## DATA SECTION
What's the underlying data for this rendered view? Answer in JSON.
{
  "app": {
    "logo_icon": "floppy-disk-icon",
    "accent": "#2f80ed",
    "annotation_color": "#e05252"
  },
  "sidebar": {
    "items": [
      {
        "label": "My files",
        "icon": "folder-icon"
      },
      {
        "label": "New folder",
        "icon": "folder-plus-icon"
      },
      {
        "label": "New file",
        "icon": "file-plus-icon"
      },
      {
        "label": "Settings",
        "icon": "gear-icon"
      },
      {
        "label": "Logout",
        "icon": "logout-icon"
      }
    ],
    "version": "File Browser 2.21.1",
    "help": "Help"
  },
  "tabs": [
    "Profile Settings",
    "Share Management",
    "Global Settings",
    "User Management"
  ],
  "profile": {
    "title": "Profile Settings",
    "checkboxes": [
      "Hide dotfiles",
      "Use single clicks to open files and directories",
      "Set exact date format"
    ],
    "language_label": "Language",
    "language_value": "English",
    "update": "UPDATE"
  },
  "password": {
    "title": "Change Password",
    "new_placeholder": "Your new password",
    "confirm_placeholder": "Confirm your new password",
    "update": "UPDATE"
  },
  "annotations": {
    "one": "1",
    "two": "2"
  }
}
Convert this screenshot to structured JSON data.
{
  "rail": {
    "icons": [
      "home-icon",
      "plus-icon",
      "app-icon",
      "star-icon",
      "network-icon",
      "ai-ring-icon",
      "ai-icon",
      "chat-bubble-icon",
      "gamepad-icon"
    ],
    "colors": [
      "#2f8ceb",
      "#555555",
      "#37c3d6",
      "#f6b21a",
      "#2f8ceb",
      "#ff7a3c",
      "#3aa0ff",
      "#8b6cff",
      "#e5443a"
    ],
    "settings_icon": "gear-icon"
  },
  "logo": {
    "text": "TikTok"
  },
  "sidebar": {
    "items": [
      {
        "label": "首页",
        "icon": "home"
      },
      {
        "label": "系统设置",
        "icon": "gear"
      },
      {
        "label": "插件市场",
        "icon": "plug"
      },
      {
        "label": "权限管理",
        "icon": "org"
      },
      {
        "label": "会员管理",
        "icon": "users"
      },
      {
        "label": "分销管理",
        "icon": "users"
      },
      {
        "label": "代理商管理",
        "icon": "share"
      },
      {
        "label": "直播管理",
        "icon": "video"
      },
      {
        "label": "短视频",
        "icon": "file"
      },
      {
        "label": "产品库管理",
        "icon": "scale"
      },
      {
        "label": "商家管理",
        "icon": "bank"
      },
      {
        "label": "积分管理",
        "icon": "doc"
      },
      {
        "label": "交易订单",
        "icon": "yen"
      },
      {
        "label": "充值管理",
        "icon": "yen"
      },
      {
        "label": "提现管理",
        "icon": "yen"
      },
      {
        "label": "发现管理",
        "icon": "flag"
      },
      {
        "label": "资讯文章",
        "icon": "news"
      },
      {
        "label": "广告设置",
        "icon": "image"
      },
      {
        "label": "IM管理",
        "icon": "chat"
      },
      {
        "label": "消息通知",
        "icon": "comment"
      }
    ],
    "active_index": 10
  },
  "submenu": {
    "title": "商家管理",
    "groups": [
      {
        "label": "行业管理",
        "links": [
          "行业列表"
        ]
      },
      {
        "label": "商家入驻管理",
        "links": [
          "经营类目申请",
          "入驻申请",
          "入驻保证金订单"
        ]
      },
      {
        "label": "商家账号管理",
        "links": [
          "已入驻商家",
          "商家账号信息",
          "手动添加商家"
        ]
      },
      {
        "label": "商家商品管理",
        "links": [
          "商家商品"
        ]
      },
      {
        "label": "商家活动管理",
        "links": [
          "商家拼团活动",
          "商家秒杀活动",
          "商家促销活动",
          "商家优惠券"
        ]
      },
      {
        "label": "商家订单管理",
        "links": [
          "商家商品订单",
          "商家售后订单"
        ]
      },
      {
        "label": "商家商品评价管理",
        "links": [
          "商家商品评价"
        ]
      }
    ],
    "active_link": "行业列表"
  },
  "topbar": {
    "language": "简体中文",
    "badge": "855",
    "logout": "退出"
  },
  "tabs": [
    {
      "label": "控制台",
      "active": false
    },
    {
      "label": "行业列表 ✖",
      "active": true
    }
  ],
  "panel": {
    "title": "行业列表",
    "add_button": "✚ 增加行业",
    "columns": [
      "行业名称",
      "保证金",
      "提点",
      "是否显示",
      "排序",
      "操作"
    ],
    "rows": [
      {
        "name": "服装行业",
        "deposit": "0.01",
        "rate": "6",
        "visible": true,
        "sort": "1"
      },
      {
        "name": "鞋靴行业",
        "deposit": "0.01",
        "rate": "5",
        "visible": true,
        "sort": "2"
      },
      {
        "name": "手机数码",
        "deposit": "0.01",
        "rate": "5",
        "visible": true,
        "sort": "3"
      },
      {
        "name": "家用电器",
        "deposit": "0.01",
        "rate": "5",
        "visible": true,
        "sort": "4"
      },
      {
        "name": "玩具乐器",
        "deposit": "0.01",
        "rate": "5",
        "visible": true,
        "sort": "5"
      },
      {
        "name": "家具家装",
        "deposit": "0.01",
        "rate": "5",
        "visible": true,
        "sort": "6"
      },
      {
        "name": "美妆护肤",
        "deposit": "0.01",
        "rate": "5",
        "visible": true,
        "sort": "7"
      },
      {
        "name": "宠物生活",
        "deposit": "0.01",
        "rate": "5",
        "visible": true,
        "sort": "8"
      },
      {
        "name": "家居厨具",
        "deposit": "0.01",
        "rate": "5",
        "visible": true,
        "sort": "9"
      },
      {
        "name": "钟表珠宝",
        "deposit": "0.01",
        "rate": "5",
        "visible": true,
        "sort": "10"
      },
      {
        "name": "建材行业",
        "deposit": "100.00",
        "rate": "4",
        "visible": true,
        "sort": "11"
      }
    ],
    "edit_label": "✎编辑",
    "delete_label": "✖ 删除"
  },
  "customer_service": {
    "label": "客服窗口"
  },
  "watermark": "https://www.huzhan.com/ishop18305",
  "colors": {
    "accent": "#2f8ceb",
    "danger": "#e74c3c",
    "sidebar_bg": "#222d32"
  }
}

## WHAT THE TASK ASKS
Search the data above for lines holding "JSON" and copy each of them.

## WRITTEN ANSWER
What's the underlying data for this rendered view? Answer in JSON.
Convert this screenshot to structured JSON data.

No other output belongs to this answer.